> [Task description]
Seek out every line containing the word "fibrillation", and copy each.

> [Supplied records]
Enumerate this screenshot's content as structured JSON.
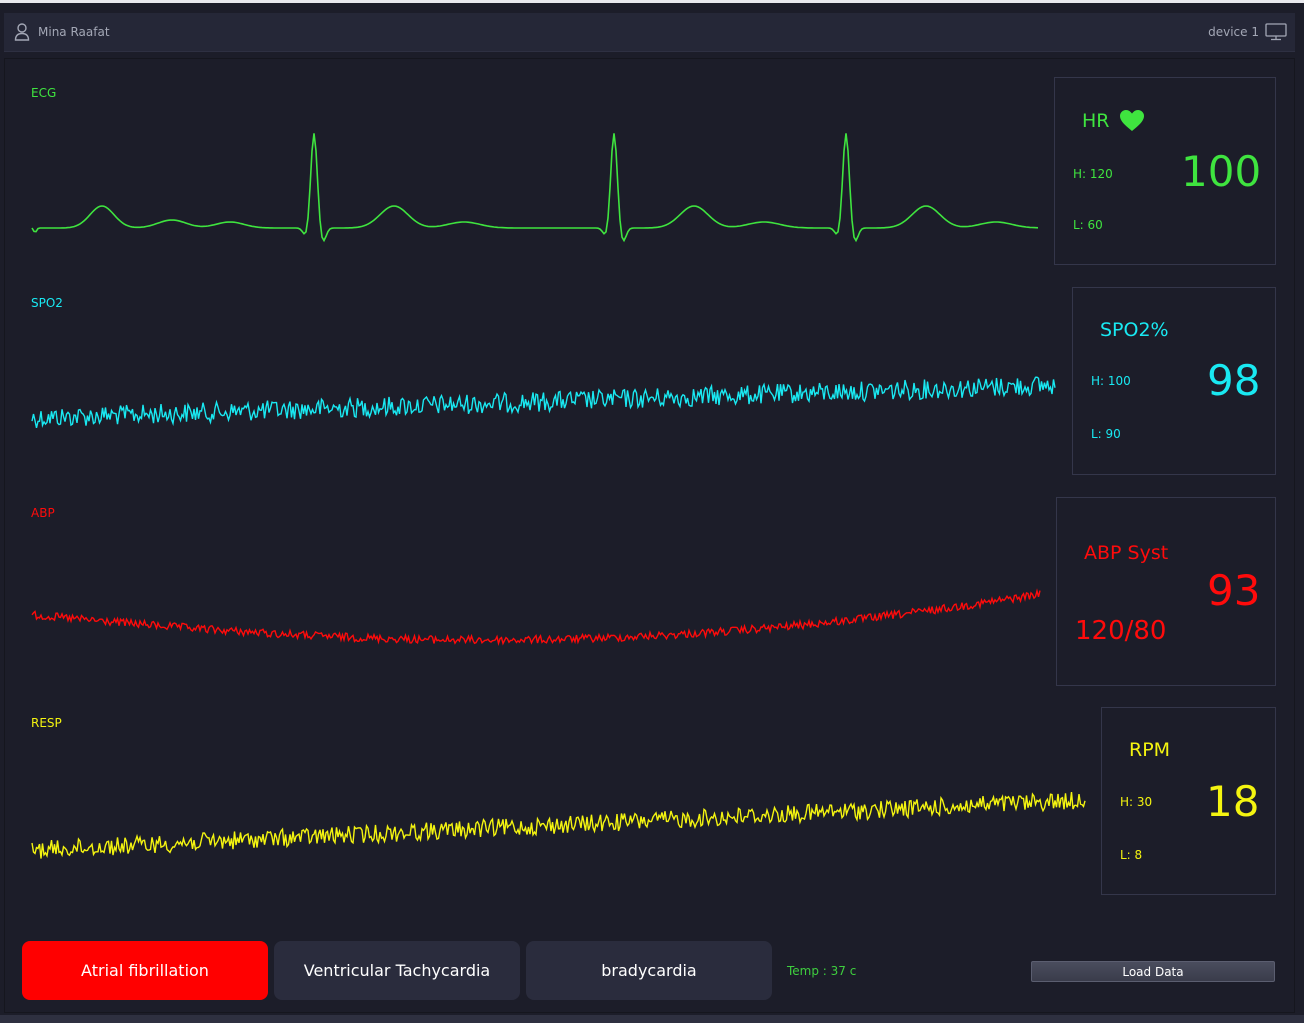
{
  "header": {
    "user_name": "Mina Raafat",
    "device_name": "device 1",
    "icons": [
      "user-icon",
      "monitor-icon"
    ]
  },
  "channels": {
    "ecg": {
      "label": "ECG",
      "color": "#3fe43f"
    },
    "spo2": {
      "label": "SPO2",
      "color": "#19e9f2"
    },
    "abp": {
      "label": "ABP",
      "color": "#ff0b0b"
    },
    "resp": {
      "label": "RESP",
      "color": "#f4f410"
    }
  },
  "vitals": {
    "hr": {
      "title": "HR",
      "value": "100",
      "high": "H: 120",
      "low": "L: 60",
      "icon": "heart-icon"
    },
    "spo2": {
      "title": "SPO2%",
      "value": "98",
      "high": "H: 100",
      "low": "L: 90"
    },
    "abp": {
      "title": "ABP Syst",
      "value": "93",
      "pressure": "120/80"
    },
    "rpm": {
      "title": "RPM",
      "value": "18",
      "high": "H: 30",
      "low": "L: 8"
    }
  },
  "buttons": {
    "af": "Atrial fibrillation",
    "vt": "Ventricular Tachycardia",
    "brady": "bradycardia",
    "load": "Load Data"
  },
  "temperature": "Temp : 37 c",
  "selected_arrhythmia": "Atrial fibrillation"
}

> [Answer for the task]
    "af": "Atrial fibrillation",
  "selected_arrhythmia": "Atrial fibrillation"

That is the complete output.